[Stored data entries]
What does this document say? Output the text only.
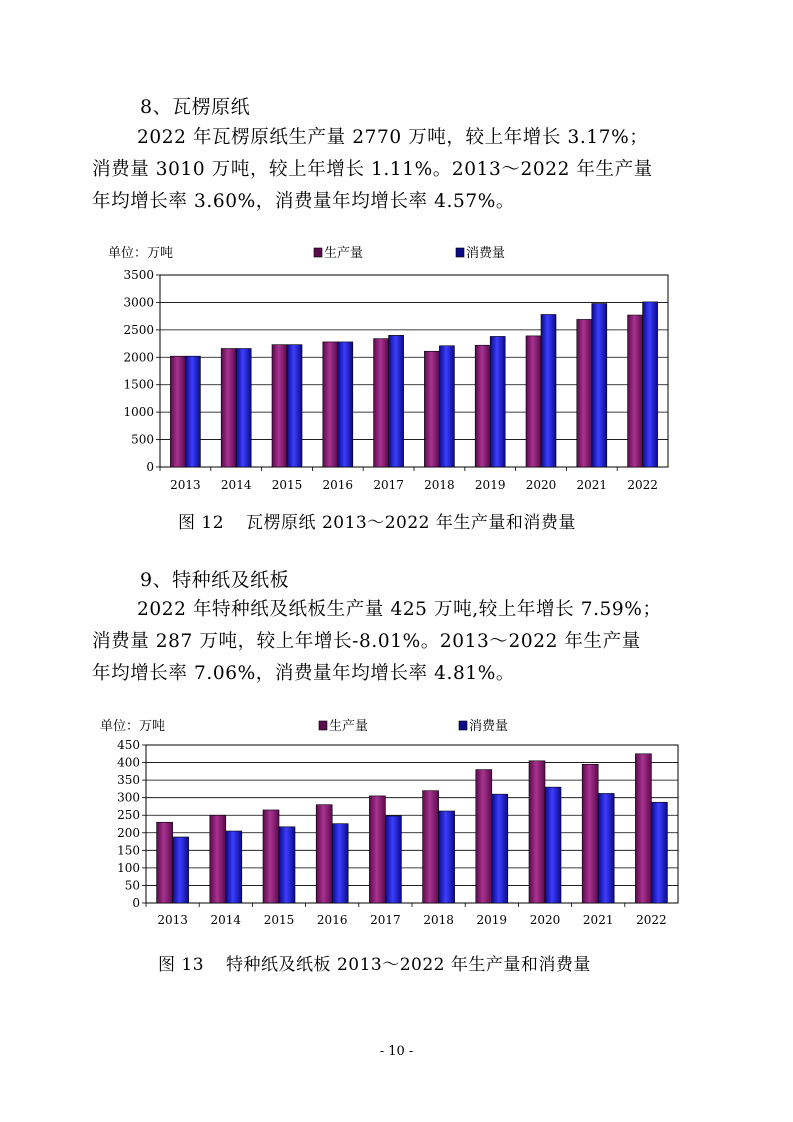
8、瓦楞原纸
2022 年瓦楞原纸生产量 2770 万吨，较上年增长 3.17%；
消费量 3010 万吨，较上年增长 1.11%。2013～2022 年生产量
年均增长率 3.60%，消费量年均增长率 4.57%。
0
500
1000
1500
2000
2500
3000
3500
2013 2014 2015 2016 2017 2018 2019 2020 2021 2022
单位：万吨	生产量	消费量
图 12 瓦楞原纸 2013～2022 年生产量和消费量
9、特种纸及纸板
2022 年特种纸及纸板生产量 425 万吨,较上年增长 7.59%；
消费量 287 万吨，较上年增长-8.01%。2013～2022 年生产量
年均增长率 7.06%，消费量年均增长率 4.81%。
0
50
100
150
200
250
300
350
400
450
2013 2014 2015 2016 2017 2018 2019 2020 2021 2022
单位：万吨	生产量	消费量
图 13 特种纸及纸板 2013～2022 年生产量和消费量
- 10 -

▶ YOUR OBJECTIVE: Pictures are excluded; output everything else in the data verbatim.

▶ TASK RESULT:
What does this document say? Output the text only.
8、瓦楞原纸
2022 年瓦楞原纸生产量 2770 万吨，较上年增长 3.17%；
消费量 3010 万吨，较上年增长 1.11%。2013～2022 年生产量
年均增长率 3.60%，消费量年均增长率 4.57%。
0
500
1000
1500
2000
2500
3000
3500
2013 2014 2015 2016 2017 2018 2019 2020 2021 2022
单位：万吨	生产量	消费量
图 12 瓦楞原纸 2013～2022 年生产量和消费量
9、特种纸及纸板
2022 年特种纸及纸板生产量 425 万吨,较上年增长 7.59%；
消费量 287 万吨，较上年增长-8.01%。2013～2022 年生产量
年均增长率 7.06%，消费量年均增长率 4.81%。
0
50
100
150
200
250
300
350
400
450
2013 2014 2015 2016 2017 2018 2019 2020 2021 2022
单位：万吨	生产量	消费量
图 13 特种纸及纸板 2013～2022 年生产量和消费量
- 10 -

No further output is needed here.